### Exercise
All lines below must be repeated exactly, with the pictures omitted.

---------- Data supplied

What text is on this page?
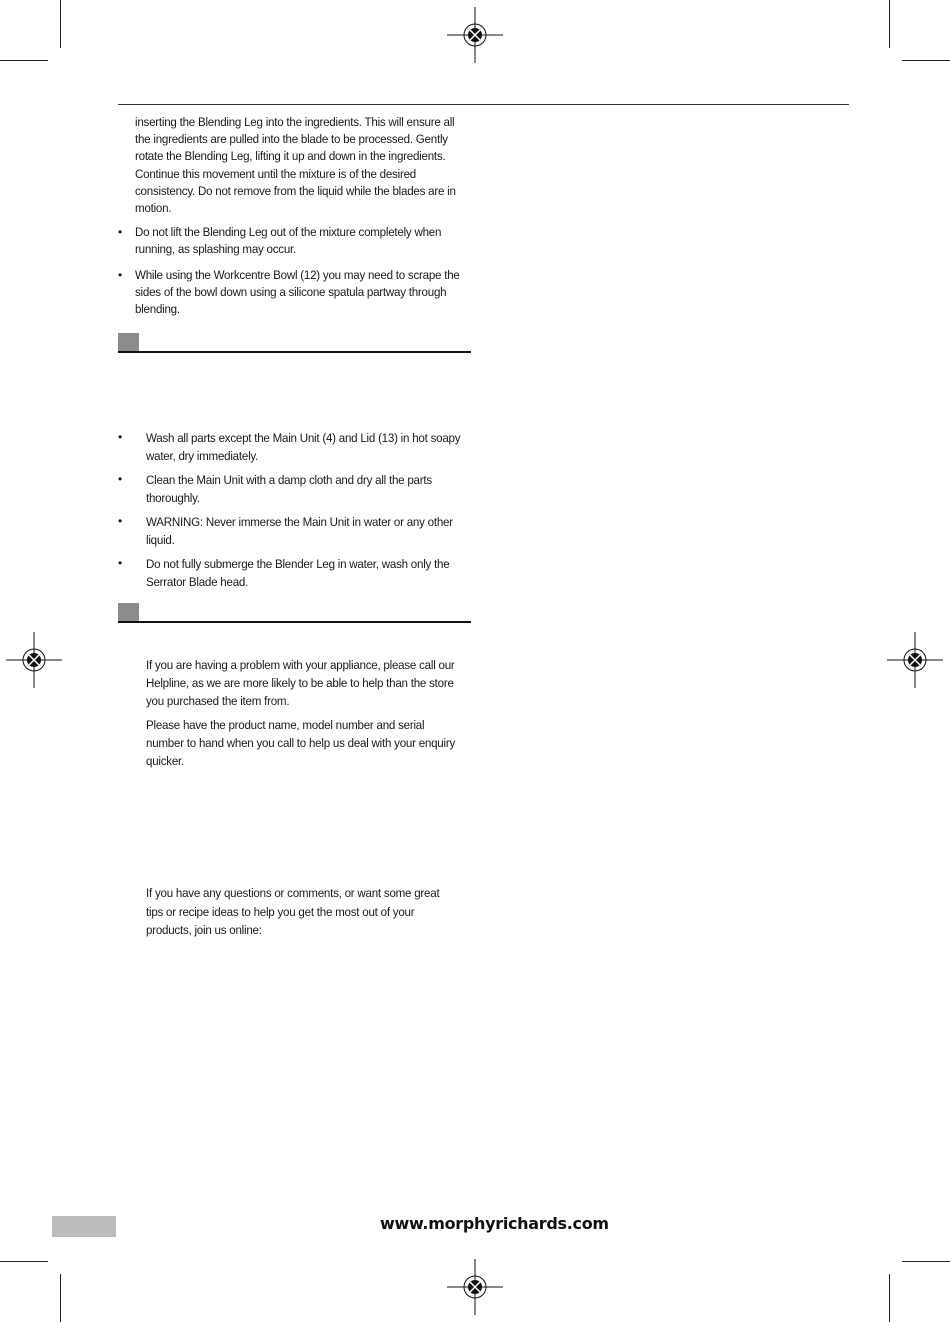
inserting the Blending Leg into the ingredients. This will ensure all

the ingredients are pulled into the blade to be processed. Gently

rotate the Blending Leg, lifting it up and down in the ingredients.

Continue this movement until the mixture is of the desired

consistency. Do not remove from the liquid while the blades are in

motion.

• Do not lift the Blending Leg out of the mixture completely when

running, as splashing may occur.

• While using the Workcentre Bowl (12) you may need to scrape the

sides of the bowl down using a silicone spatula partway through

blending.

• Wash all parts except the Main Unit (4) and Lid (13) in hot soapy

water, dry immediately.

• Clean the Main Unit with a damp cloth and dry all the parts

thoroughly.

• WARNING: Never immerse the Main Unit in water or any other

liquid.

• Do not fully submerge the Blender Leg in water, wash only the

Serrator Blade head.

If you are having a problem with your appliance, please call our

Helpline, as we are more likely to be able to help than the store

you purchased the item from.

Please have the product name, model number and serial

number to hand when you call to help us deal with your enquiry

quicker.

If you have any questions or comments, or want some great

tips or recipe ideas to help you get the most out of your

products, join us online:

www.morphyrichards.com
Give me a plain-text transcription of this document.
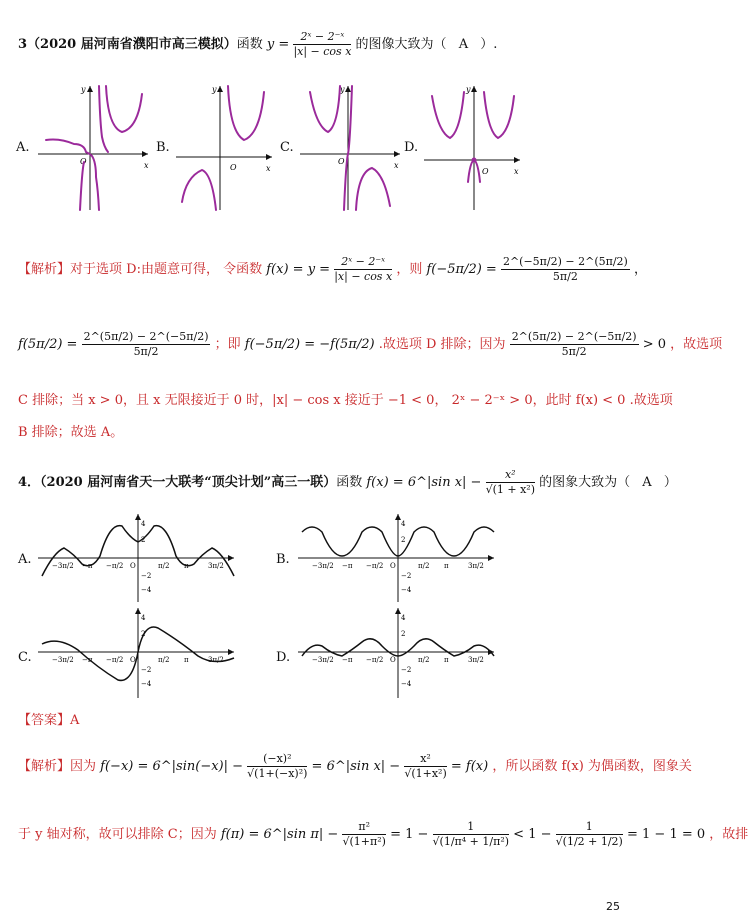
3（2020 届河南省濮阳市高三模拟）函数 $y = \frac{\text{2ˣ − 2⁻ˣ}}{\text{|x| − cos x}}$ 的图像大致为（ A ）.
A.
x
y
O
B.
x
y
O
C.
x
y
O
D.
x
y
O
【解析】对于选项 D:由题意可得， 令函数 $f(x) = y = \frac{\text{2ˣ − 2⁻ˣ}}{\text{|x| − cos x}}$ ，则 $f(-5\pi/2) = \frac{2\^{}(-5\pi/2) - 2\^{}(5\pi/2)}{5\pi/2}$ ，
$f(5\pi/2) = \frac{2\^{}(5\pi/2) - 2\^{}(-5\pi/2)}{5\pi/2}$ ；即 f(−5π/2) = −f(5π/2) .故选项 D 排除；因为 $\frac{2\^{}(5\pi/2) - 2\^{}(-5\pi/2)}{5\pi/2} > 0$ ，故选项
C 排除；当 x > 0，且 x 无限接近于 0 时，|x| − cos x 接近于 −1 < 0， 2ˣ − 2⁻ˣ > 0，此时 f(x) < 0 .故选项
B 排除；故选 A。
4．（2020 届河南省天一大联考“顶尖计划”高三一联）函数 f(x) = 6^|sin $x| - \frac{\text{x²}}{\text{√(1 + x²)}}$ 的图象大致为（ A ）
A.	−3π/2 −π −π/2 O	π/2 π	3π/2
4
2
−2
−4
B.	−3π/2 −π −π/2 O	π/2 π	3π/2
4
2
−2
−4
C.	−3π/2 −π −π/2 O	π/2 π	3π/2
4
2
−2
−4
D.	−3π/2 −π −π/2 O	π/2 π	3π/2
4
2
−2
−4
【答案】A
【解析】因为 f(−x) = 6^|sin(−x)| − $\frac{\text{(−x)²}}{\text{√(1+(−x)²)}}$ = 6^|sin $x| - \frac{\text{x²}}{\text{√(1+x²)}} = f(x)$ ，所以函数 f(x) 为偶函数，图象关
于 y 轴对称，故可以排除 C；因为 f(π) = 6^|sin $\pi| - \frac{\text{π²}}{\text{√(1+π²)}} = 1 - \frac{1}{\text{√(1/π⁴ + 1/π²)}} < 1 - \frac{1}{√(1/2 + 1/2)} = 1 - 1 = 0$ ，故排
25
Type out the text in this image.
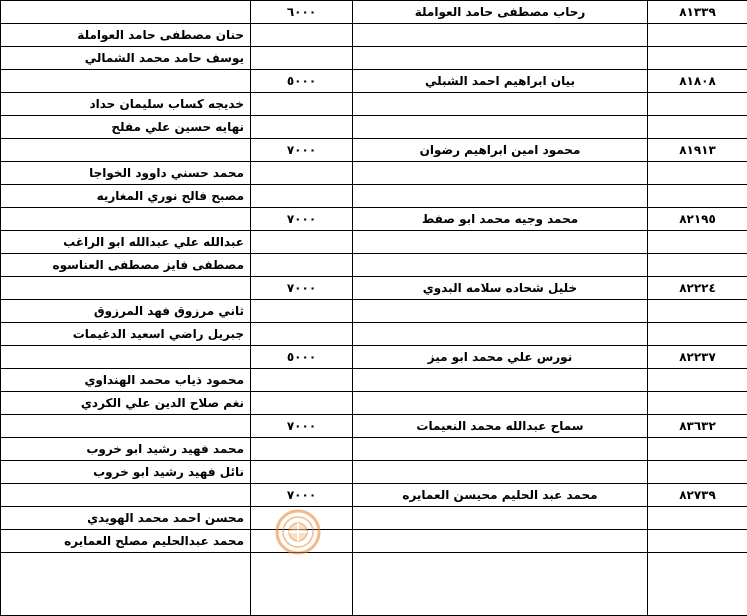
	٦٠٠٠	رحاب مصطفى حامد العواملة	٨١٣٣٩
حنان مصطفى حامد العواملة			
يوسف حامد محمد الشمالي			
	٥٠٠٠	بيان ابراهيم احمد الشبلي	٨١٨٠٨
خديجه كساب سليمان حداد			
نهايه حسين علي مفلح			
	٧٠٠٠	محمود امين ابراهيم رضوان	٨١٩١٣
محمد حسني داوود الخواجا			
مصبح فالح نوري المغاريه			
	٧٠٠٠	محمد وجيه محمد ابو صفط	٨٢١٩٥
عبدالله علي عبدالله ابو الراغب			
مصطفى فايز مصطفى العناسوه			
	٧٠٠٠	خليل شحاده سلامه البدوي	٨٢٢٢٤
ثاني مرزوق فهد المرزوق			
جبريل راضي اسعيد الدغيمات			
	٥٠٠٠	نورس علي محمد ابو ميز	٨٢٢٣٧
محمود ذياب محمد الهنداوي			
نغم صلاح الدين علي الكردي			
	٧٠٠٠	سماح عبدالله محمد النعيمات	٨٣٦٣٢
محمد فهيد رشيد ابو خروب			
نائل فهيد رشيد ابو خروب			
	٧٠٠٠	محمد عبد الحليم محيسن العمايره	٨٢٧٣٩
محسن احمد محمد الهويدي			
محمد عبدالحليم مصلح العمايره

--------------------

### Solved exercise
What text is on this page?
inserting the Blending Leg into the ingredients. This will ensure all

the ingredients are pulled into the blade to be processed. Gently

rotate the Blending Leg, lifting it up and down in the ingredients.

Continue this movement until the mixture is of the desired

consistency. Do not remove from the liquid while the blades are in

motion.

• Do not lift the Blending Leg out of the mixture completely when

running, as splashing may occur.

• While using the Workcentre Bowl (12) you may need to scrape the

sides of the bowl down using a silicone spatula partway through

blending.

• Wash all parts except the Main Unit (4) and Lid (13) in hot soapy

water, dry immediately.

• Clean the Main Unit with a damp cloth and dry all the parts

thoroughly.

• WARNING: Never immerse the Main Unit in water or any other

liquid.

• Do not fully submerge the Blender Leg in water, wash only the

Serrator Blade head.

If you are having a problem with your appliance, please call our

Helpline, as we are more likely to be able to help than the store

you purchased the item from.

Please have the product name, model number and serial

number to hand when you call to help us deal with your enquiry

quicker.

If you have any questions or comments, or want some great

tips or recipe ideas to help you get the most out of your

products, join us online:

www.morphyrichards.com
Give me a plain-text transcription of this document.
3（2020 届河南省濮阳市高三模拟）函数 $y = \frac{\text{2ˣ − 2⁻ˣ}}{\text{|x| − cos x}}$ 的图像大致为（ A ）.
A.
x
y
O
B.
x
y
O
C.
x
y
O
D.
x
y
O
【解析】对于选项 D:由题意可得， 令函数 $f(x) = y = \frac{\text{2ˣ − 2⁻ˣ}}{\text{|x| − cos x}}$ ，则 $f(-5\pi/2) = \frac{2\^{}(-5\pi/2) - 2\^{}(5\pi/2)}{5\pi/2}$ ，
$f(5\pi/2) = \frac{2\^{}(5\pi/2) - 2\^{}(-5\pi/2)}{5\pi/2}$ ；即 f(−5π/2) = −f(5π/2) .故选项 D 排除；因为 $\frac{2\^{}(5\pi/2) - 2\^{}(-5\pi/2)}{5\pi/2} > 0$ ，故选项
C 排除；当 x > 0，且 x 无限接近于 0 时，|x| − cos x 接近于 −1 < 0， 2ˣ − 2⁻ˣ > 0，此时 f(x) < 0 .故选项
B 排除；故选 A。
4．（2020 届河南省天一大联考“顶尖计划”高三一联）函数 f(x) = 6^|sin $x| - \frac{\text{x²}}{\text{√(1 + x²)}}$ 的图象大致为（ A ）
A.	−3π/2 −π −π/2 O	π/2 π	3π/2
4
2
−2
−4
B.	−3π/2 −π −π/2 O	π/2 π	3π/2
4
2
−2
−4
C.	−3π/2 −π −π/2 O	π/2 π	3π/2
4
2
−2
−4
D.	−3π/2 −π −π/2 O	π/2 π	3π/2
4
2
−2
−4
【答案】A
【解析】因为 f(−x) = 6^|sin(−x)| − $\frac{\text{(−x)²}}{\text{√(1+(−x)²)}}$ = 6^|sin $x| - \frac{\text{x²}}{\text{√(1+x²)}} = f(x)$ ，所以函数 f(x) 为偶函数，图象关
于 y 轴对称，故可以排除 C；因为 f(π) = 6^|sin $\pi| - \frac{\text{π²}}{\text{√(1+π²)}} = 1 - \frac{1}{\text{√(1/π⁴ + 1/π²)}} < 1 - \frac{1}{√(1/2 + 1/2)} = 1 - 1 = 0$ ，故排
25
Type out the text in this image.
	٦٠٠٠	رحاب مصطفى حامد العواملة	٨١٣٣٩
حنان مصطفى حامد العواملة			
يوسف حامد محمد الشمالي			
	٥٠٠٠	بيان ابراهيم احمد الشبلي	٨١٨٠٨
خديجه كساب سليمان حداد			
نهايه حسين علي مفلح			
	٧٠٠٠	محمود امين ابراهيم رضوان	٨١٩١٣
محمد حسني داوود الخواجا			
مصبح فالح نوري المغاريه			
	٧٠٠٠	محمد وجيه محمد ابو صفط	٨٢١٩٥
عبدالله علي عبدالله ابو الراغب			
مصطفى فايز مصطفى العناسوه			
	٧٠٠٠	خليل شحاده سلامه البدوي	٨٢٢٢٤
ثاني مرزوق فهد المرزوق			
جبريل راضي اسعيد الدغيمات			
	٥٠٠٠	نورس علي محمد ابو ميز	٨٢٢٣٧
محمود ذياب محمد الهنداوي			
نغم صلاح الدين علي الكردي			
	٧٠٠٠	سماح عبدالله محمد النعيمات	٨٣٦٣٢
محمد فهيد رشيد ابو خروب			
نائل فهيد رشيد ابو خروب			
	٧٠٠٠	محمد عبد الحليم محيسن العمايره	٨٢٧٣٩
محسن احمد محمد الهويدي			
محمد عبدالحليم مصلح العمايره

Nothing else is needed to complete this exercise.